▶ Set problem:
Give every entry again, word for word.

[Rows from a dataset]
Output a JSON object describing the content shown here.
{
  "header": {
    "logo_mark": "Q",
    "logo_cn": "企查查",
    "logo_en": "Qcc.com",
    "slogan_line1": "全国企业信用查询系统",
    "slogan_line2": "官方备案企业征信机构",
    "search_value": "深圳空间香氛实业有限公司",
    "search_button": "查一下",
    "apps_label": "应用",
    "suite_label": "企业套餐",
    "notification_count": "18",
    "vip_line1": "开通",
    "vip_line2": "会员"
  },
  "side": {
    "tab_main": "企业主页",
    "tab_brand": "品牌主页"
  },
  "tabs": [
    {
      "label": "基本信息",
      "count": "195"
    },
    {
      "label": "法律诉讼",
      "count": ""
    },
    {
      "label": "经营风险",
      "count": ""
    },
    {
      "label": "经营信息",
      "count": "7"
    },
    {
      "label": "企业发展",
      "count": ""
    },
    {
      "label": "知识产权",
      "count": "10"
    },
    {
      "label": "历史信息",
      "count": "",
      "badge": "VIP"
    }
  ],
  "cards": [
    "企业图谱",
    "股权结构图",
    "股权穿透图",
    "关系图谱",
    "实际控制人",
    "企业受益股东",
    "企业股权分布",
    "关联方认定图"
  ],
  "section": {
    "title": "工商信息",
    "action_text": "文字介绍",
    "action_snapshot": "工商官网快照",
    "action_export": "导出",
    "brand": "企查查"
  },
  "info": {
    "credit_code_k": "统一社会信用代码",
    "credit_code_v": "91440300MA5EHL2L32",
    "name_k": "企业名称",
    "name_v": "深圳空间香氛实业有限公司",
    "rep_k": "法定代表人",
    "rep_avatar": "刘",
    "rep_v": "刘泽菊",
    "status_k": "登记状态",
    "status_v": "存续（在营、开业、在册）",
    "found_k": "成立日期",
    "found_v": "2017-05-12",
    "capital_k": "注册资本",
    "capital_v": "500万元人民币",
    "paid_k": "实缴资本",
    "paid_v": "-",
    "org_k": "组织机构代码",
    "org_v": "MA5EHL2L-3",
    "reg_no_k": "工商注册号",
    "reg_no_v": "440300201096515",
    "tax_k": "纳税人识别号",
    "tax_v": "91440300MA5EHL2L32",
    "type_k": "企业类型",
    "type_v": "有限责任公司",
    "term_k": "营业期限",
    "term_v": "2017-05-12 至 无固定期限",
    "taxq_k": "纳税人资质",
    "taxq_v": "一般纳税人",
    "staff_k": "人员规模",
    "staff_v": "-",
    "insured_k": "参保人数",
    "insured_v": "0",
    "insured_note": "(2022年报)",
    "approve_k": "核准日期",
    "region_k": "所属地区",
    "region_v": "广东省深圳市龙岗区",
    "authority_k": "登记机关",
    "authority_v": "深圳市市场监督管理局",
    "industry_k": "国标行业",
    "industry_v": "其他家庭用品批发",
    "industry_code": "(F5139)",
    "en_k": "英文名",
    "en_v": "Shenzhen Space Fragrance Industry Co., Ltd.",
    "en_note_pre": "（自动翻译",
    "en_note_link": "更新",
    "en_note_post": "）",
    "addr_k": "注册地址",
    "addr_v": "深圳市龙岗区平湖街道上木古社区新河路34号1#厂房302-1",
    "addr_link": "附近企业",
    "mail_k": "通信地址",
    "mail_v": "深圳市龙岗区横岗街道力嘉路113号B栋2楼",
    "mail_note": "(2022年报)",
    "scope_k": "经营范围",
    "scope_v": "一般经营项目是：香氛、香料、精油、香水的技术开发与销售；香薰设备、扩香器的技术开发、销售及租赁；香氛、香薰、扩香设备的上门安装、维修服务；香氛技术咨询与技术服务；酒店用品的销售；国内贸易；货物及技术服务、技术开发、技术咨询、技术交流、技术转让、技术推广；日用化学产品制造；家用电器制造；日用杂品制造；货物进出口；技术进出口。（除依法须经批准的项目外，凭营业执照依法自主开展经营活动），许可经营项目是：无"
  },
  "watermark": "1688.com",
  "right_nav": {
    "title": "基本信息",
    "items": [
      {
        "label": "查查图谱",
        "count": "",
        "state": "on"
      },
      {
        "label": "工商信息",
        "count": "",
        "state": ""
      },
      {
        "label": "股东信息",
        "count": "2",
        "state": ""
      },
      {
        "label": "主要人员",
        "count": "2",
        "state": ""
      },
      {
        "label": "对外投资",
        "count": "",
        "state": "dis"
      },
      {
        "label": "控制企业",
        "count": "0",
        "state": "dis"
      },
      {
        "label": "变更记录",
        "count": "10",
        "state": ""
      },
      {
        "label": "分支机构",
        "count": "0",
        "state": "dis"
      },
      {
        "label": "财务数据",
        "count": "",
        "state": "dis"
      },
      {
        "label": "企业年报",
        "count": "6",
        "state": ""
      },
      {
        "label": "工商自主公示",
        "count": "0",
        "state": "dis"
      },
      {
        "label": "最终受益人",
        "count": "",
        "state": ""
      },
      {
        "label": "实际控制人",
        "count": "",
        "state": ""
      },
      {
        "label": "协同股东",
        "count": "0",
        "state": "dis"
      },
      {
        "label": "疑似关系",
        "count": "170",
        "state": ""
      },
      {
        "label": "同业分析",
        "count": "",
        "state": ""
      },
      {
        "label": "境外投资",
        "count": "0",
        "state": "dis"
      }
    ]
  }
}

▶ Correct response:
Output a JSON object describing the content shown here.
{
  "header": {
    "logo_mark": "Q",
    "logo_cn": "企查查",
    "logo_en": "Qcc.com",
    "slogan_line1": "全国企业信用查询系统",
    "slogan_line2": "官方备案企业征信机构",
    "search_value": "深圳空间香氛实业有限公司",
    "search_button": "查一下",
    "apps_label": "应用",
    "suite_label": "企业套餐",
    "notification_count": "18",
    "vip_line1": "开通",
    "vip_line2": "会员"
  },
  "side": {
    "tab_main": "企业主页",
    "tab_brand": "品牌主页"
  },
  "tabs": [
    {
      "label": "基本信息",
      "count": "195"
    },
    {
      "label": "法律诉讼",
      "count": ""
    },
    {
      "label": "经营风险",
      "count": ""
    },
    {
      "label": "经营信息",
      "count": "7"
    },
    {
      "label": "企业发展",
      "count": ""
    },
    {
      "label": "知识产权",
      "count": "10"
    },
    {
      "label": "历史信息",
      "count": "",
      "badge": "VIP"
    }
  ],
  "cards": [
    "企业图谱",
    "股权结构图",
    "股权穿透图",
    "关系图谱",
    "实际控制人",
    "企业受益股东",
    "企业股权分布",
    "关联方认定图"
  ],
  "section": {
    "title": "工商信息",
    "action_text": "文字介绍",
    "action_snapshot": "工商官网快照",
    "action_export": "导出",
    "brand": "企查查"
  },
  "info": {
    "credit_code_k": "统一社会信用代码",
    "credit_code_v": "91440300MA5EHL2L32",
    "name_k": "企业名称",
    "name_v": "深圳空间香氛实业有限公司",
    "rep_k": "法定代表人",
    "rep_avatar": "刘",
    "rep_v": "刘泽菊",
    "status_k": "登记状态",
    "status_v": "存续（在营、开业、在册）",
    "found_k": "成立日期",
    "found_v": "2017-05-12",
    "capital_k": "注册资本",
    "capital_v": "500万元人民币",
    "paid_k": "实缴资本",
    "paid_v": "-",
    "org_k": "组织机构代码",
    "org_v": "MA5EHL2L-3",
    "reg_no_k": "工商注册号",
    "reg_no_v": "440300201096515",
    "tax_k": "纳税人识别号",
    "tax_v": "91440300MA5EHL2L32",
    "type_k": "企业类型",
    "type_v": "有限责任公司",
    "term_k": "营业期限",
    "term_v": "2017-05-12 至 无固定期限",
    "taxq_k": "纳税人资质",
    "taxq_v": "一般纳税人",
    "staff_k": "人员规模",
    "staff_v": "-",
    "insured_k": "参保人数",
    "insured_v": "0",
    "insured_note": "(2022年报)",
    "approve_k": "核准日期",
    "region_k": "所属地区",
    "region_v": "广东省深圳市龙岗区",
    "authority_k": "登记机关",
    "authority_v": "深圳市市场监督管理局",
    "industry_k": "国标行业",
    "industry_v": "其他家庭用品批发",
    "industry_code": "(F5139)",
    "en_k": "英文名",
    "en_v": "Shenzhen Space Fragrance Industry Co., Ltd.",
    "en_note_pre": "（自动翻译",
    "en_note_link": "更新",
    "en_note_post": "）",
    "addr_k": "注册地址",
    "addr_v": "深圳市龙岗区平湖街道上木古社区新河路34号1#厂房302-1",
    "addr_link": "附近企业",
    "mail_k": "通信地址",
    "mail_v": "深圳市龙岗区横岗街道力嘉路113号B栋2楼",
    "mail_note": "(2022年报)",
    "scope_k": "经营范围",
    "scope_v": "一般经营项目是：香氛、香料、精油、香水的技术开发与销售；香薰设备、扩香器的技术开发、销售及租赁；香氛、香薰、扩香设备的上门安装、维修服务；香氛技术咨询与技术服务；酒店用品的销售；国内贸易；货物及技术服务、技术开发、技术咨询、技术交流、技术转让、技术推广；日用化学产品制造；家用电器制造；日用杂品制造；货物进出口；技术进出口。（除依法须经批准的项目外，凭营业执照依法自主开展经营活动），许可经营项目是：无"
  },
  "watermark": "1688.com",
  "right_nav": {
    "title": "基本信息",
    "items": [
      {
        "label": "查查图谱",
        "count": "",
        "state": "on"
      },
      {
        "label": "工商信息",
        "count": "",
        "state": ""
      },
      {
        "label": "股东信息",
        "count": "2",
        "state": ""
      },
      {
        "label": "主要人员",
        "count": "2",
        "state": ""
      },
      {
        "label": "对外投资",
        "count": "",
        "state": "dis"
      },
      {
        "label": "控制企业",
        "count": "0",
        "state": "dis"
      },
      {
        "label": "变更记录",
        "count": "10",
        "state": ""
      },
      {
        "label": "分支机构",
        "count": "0",
        "state": "dis"
      },
      {
        "label": "财务数据",
        "count": "",
        "state": "dis"
      },
      {
        "label": "企业年报",
        "count": "6",
        "state": ""
      },
      {
        "label": "工商自主公示",
        "count": "0",
        "state": "dis"
      },
      {
        "label": "最终受益人",
        "count": "",
        "state": ""
      },
      {
        "label": "实际控制人",
        "count": "",
        "state": ""
      },
      {
        "label": "协同股东",
        "count": "0",
        "state": "dis"
      },
      {
        "label": "疑似关系",
        "count": "170",
        "state": ""
      },
      {
        "label": "同业分析",
        "count": "",
        "state": ""
      },
      {
        "label": "境外投资",
        "count": "0",
        "state": "dis"
      }
    ]
  }
}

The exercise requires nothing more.